**RECORDS SUPPLIED**:
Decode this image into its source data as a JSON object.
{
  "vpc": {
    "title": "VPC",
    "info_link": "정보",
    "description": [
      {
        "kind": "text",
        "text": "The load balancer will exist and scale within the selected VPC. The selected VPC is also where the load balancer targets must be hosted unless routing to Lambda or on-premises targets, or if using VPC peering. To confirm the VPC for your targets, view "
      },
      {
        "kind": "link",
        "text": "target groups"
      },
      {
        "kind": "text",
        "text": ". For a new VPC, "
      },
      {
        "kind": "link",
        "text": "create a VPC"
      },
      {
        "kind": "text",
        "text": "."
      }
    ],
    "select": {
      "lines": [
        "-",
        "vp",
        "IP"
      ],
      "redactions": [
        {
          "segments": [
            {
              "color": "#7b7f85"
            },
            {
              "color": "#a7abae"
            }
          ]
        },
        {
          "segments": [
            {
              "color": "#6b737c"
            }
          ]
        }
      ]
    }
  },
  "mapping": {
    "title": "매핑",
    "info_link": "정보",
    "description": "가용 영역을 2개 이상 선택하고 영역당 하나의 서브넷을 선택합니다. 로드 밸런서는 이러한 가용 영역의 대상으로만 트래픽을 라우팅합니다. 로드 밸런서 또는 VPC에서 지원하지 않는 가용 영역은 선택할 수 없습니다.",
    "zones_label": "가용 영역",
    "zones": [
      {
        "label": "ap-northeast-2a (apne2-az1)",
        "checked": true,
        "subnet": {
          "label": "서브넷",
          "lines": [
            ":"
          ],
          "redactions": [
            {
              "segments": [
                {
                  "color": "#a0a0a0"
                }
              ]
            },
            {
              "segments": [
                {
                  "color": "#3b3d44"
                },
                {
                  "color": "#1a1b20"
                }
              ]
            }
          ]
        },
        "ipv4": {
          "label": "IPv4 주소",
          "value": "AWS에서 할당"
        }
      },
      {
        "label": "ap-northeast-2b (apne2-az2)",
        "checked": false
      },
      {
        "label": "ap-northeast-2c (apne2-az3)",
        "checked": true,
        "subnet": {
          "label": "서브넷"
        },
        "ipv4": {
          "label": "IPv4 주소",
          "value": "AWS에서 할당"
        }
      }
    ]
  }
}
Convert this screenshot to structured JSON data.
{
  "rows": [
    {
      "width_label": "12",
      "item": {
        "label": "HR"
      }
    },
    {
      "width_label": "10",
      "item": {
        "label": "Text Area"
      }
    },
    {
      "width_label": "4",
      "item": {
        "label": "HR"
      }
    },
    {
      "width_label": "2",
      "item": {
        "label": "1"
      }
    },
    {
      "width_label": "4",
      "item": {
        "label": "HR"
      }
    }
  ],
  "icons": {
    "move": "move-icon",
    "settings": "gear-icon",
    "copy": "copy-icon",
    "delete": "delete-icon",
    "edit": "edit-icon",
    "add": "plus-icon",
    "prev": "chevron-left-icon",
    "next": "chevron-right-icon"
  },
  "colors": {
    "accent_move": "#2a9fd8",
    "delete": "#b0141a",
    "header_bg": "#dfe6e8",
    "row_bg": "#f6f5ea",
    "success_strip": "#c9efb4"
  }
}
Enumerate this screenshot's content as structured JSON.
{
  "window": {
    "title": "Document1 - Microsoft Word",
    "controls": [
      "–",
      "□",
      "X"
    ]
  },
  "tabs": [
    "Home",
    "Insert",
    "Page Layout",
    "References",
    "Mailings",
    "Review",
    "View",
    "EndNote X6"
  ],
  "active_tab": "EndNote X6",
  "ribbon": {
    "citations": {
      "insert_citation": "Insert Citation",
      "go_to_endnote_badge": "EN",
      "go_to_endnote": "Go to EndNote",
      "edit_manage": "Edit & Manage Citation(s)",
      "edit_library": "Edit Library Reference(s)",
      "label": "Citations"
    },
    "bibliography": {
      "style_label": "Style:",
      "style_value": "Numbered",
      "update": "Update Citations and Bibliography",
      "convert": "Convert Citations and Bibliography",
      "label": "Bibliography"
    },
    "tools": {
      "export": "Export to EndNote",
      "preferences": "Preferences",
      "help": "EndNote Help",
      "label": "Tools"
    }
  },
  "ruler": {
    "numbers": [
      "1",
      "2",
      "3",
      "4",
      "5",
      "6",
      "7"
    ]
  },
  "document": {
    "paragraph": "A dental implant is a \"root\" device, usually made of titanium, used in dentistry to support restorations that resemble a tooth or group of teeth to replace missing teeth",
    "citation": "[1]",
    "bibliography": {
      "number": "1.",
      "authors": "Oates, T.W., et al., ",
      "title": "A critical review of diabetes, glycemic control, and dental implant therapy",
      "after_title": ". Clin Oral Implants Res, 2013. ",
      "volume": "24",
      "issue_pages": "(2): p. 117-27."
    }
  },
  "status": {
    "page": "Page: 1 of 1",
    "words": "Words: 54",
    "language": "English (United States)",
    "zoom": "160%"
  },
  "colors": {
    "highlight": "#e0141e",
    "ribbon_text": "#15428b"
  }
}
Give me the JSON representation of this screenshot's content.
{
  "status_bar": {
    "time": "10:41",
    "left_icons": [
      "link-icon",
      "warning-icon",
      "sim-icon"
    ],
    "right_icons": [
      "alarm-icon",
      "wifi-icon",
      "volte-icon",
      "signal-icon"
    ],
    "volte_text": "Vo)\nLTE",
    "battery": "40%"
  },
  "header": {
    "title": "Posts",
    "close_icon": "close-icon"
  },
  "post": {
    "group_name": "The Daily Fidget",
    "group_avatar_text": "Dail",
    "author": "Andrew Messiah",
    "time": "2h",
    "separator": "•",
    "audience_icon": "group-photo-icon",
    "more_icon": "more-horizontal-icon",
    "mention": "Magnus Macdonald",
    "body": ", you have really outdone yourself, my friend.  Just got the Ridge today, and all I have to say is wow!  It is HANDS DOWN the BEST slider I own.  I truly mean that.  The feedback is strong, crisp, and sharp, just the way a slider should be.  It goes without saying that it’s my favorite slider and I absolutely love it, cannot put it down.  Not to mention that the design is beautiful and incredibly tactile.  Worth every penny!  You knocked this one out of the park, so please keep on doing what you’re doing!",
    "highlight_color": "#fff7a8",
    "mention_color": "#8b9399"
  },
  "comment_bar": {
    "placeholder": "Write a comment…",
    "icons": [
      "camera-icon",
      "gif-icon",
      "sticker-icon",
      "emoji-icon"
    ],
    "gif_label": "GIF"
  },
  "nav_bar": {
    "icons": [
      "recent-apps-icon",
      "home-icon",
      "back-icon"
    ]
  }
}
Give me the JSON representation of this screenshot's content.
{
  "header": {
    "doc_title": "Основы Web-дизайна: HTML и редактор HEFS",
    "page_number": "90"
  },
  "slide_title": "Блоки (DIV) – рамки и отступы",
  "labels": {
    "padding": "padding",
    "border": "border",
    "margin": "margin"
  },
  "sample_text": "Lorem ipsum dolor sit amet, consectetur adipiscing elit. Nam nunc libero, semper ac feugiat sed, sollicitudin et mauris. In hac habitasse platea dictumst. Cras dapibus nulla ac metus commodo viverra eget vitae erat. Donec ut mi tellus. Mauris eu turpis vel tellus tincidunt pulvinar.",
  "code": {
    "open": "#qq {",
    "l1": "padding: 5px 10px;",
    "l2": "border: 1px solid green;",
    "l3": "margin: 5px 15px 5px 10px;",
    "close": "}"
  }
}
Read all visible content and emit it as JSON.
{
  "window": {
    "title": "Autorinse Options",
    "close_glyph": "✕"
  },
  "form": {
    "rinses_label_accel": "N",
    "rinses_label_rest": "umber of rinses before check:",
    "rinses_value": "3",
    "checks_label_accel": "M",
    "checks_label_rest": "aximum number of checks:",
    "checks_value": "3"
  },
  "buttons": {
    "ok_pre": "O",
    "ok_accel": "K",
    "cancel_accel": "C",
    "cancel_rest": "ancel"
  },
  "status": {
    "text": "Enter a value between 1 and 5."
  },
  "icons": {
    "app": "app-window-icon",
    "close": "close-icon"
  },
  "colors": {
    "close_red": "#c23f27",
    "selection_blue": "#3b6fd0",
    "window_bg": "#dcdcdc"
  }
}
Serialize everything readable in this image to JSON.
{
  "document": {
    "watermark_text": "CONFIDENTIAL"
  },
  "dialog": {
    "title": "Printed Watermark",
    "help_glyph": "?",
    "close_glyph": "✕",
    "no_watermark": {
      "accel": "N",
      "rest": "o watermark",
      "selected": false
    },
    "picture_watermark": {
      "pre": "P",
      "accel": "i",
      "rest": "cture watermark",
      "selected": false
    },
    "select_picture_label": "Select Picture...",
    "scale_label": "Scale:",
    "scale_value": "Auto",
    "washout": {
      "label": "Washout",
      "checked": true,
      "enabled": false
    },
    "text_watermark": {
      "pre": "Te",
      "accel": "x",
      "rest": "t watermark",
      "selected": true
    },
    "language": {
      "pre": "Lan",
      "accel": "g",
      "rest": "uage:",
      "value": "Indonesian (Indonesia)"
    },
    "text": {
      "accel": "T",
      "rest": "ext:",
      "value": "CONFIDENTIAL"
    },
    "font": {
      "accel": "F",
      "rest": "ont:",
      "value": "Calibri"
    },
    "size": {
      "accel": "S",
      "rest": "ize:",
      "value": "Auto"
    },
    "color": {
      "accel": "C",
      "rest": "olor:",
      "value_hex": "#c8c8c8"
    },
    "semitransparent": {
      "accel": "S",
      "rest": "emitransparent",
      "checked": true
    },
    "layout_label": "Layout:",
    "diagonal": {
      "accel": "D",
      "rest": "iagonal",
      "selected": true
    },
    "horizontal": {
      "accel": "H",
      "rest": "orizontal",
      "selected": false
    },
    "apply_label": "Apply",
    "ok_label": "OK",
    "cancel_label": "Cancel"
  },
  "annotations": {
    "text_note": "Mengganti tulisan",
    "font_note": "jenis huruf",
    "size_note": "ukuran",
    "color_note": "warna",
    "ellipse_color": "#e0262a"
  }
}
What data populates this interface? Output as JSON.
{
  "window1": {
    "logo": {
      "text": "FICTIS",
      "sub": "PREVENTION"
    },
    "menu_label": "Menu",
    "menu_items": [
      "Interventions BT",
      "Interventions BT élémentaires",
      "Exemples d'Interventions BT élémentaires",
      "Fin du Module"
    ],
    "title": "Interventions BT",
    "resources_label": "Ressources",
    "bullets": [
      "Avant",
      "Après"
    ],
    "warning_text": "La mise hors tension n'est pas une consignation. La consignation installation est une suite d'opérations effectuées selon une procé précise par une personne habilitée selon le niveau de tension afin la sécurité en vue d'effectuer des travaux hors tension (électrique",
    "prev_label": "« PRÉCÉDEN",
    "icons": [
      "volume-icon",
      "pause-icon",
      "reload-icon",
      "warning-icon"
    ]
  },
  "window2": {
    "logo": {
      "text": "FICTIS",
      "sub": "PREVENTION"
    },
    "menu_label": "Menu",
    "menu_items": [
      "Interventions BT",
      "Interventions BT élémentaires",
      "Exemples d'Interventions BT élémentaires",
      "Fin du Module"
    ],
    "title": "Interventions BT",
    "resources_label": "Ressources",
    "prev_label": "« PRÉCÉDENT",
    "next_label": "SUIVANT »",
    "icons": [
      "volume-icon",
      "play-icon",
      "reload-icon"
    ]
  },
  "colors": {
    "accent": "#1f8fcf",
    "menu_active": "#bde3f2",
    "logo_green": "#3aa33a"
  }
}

**WORK TO DO**: Copy every line from the entries that contains the word "image".

**EXPECTED ANSWER**:
Decode this image into its source data as a JSON object.
Serialize everything readable in this image to JSON.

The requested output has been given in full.